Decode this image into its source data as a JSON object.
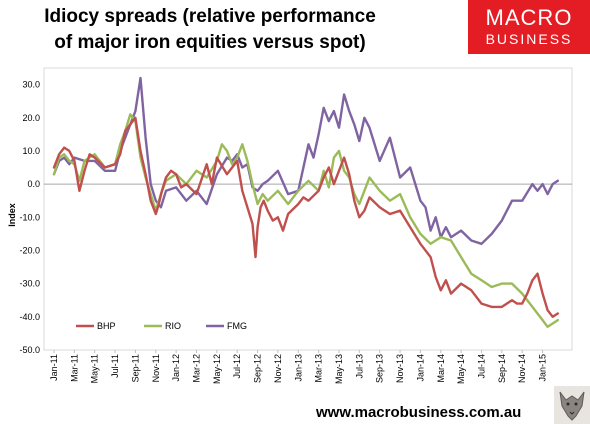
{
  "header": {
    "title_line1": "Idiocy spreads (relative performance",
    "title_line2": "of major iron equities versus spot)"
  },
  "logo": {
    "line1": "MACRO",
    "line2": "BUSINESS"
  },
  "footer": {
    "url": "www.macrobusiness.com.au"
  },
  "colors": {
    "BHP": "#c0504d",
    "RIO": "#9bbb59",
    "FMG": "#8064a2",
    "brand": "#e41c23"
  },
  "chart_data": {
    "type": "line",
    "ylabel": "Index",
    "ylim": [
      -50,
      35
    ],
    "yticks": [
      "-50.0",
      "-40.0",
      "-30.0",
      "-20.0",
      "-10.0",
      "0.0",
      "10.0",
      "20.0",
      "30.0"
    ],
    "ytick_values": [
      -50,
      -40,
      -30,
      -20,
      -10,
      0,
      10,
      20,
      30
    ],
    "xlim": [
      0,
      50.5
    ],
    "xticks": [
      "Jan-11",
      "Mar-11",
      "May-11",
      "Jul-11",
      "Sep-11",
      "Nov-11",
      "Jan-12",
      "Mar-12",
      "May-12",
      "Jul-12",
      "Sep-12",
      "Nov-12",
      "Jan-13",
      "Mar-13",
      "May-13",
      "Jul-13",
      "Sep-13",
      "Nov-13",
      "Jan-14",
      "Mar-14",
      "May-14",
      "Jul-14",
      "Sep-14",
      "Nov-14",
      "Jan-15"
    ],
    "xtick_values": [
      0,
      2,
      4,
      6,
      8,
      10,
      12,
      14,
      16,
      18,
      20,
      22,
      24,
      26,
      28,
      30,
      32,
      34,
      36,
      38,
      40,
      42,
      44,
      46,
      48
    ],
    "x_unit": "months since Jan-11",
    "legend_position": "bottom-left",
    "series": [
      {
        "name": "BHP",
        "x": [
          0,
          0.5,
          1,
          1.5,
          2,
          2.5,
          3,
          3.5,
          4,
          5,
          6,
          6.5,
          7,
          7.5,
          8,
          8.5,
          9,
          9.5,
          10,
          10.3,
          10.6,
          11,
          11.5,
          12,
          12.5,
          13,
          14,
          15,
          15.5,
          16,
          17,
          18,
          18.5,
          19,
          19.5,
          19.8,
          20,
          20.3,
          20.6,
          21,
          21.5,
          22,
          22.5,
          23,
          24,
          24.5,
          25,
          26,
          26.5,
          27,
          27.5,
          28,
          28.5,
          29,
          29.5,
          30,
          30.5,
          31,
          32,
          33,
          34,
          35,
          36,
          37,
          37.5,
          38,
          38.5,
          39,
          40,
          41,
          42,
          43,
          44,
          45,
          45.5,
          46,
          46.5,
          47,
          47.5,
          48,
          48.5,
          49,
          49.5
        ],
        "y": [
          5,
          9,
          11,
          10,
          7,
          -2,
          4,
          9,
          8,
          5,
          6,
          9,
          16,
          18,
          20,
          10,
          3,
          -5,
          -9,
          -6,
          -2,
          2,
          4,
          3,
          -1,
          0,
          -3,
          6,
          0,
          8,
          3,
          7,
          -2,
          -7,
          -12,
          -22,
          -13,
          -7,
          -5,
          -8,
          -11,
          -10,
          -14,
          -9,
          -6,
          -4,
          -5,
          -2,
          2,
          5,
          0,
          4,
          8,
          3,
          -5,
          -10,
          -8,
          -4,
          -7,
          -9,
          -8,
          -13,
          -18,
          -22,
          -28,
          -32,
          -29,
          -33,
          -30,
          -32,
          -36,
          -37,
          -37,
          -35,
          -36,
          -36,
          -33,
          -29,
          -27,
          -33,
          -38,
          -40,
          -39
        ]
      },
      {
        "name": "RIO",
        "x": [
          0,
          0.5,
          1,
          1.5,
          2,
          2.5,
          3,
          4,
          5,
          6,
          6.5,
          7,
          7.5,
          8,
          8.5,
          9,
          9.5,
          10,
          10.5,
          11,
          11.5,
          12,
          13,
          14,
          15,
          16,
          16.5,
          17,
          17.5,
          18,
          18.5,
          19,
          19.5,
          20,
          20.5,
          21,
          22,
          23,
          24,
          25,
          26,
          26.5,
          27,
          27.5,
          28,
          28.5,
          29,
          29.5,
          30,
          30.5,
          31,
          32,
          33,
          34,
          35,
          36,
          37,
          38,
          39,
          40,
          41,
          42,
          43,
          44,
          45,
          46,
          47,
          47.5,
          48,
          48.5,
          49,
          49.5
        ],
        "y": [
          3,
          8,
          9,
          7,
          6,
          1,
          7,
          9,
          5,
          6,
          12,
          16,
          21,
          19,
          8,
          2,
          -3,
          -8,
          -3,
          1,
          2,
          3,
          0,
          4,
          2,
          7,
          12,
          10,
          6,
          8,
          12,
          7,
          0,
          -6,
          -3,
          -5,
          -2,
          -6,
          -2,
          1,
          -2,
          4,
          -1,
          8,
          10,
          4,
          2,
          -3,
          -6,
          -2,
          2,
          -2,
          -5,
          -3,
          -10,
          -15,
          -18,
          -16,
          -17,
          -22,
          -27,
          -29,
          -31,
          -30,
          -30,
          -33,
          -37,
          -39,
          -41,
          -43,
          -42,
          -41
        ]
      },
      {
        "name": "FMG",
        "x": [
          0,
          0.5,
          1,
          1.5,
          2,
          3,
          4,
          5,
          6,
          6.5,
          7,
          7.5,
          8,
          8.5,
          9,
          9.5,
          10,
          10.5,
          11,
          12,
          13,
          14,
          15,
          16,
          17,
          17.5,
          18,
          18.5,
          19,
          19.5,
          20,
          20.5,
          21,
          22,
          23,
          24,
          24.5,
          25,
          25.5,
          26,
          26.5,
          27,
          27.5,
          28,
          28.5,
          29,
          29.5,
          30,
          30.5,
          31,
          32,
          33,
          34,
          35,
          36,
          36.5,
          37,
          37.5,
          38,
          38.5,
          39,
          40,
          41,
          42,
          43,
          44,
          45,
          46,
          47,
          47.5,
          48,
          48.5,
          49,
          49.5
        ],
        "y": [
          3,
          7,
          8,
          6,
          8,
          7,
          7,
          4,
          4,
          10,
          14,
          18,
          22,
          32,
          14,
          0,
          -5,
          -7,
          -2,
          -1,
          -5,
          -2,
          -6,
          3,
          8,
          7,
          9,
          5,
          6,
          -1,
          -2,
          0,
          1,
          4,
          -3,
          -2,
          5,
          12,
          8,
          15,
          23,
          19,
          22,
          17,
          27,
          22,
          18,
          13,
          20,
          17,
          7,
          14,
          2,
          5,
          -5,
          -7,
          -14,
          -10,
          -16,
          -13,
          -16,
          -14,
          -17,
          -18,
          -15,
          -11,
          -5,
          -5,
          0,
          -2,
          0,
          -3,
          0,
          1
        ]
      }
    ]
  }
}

* * *

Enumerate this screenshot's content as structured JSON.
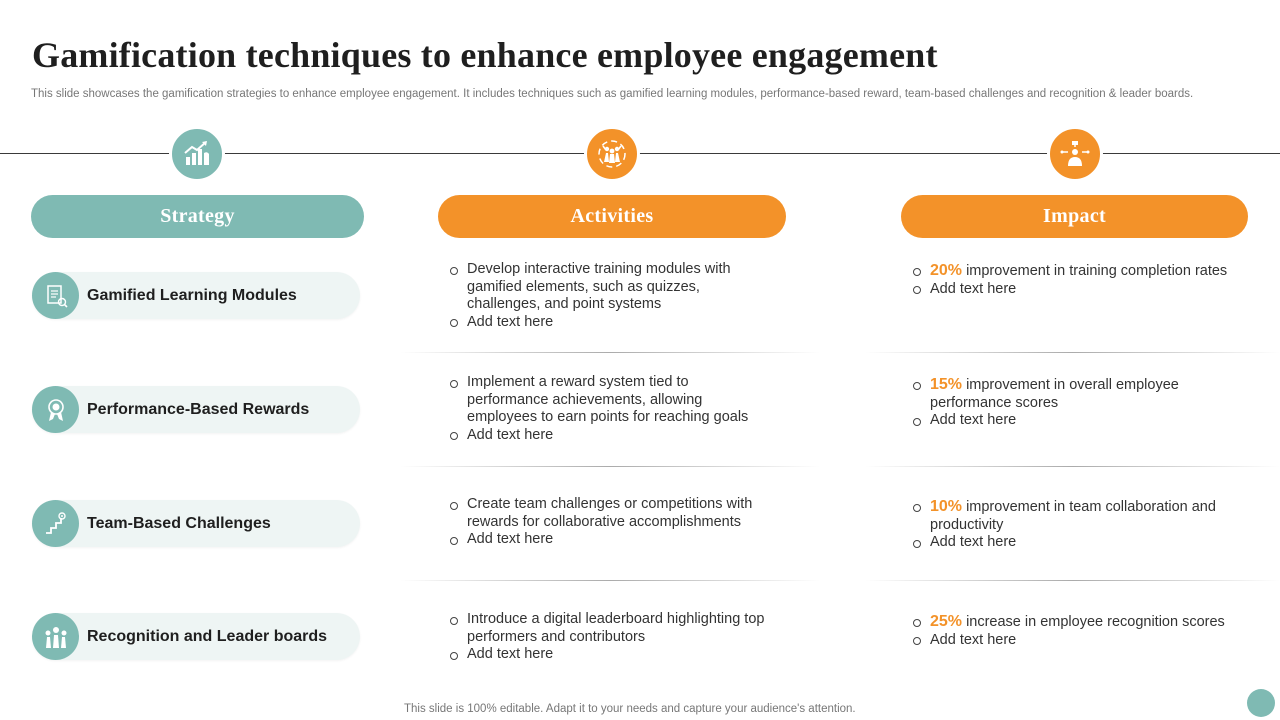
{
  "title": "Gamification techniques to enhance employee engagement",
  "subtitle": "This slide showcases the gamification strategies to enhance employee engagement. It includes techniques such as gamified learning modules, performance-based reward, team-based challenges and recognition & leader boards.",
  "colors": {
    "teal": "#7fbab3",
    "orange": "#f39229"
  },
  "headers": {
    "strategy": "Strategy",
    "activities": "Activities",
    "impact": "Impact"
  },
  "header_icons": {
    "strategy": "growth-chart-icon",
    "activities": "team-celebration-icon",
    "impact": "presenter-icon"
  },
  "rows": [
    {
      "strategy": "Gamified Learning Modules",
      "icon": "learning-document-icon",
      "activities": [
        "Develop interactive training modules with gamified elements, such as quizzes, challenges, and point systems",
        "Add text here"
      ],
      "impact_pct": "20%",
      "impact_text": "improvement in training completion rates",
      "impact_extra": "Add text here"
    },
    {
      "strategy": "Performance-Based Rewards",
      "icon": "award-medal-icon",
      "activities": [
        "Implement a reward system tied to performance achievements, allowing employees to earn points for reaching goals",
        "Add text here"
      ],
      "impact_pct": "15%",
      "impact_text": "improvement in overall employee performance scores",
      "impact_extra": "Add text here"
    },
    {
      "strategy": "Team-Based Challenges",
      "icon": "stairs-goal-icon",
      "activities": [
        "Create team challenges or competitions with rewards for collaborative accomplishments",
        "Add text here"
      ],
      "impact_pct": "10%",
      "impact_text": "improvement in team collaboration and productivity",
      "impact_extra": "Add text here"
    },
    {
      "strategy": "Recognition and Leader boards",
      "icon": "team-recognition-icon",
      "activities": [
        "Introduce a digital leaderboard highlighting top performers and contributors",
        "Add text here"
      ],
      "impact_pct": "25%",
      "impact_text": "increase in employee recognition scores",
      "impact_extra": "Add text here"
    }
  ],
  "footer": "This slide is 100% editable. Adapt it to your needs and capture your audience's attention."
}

*Exercise details*: In how many lines does the word "scores" appear? Respond with the number alone.

*Response below*: 2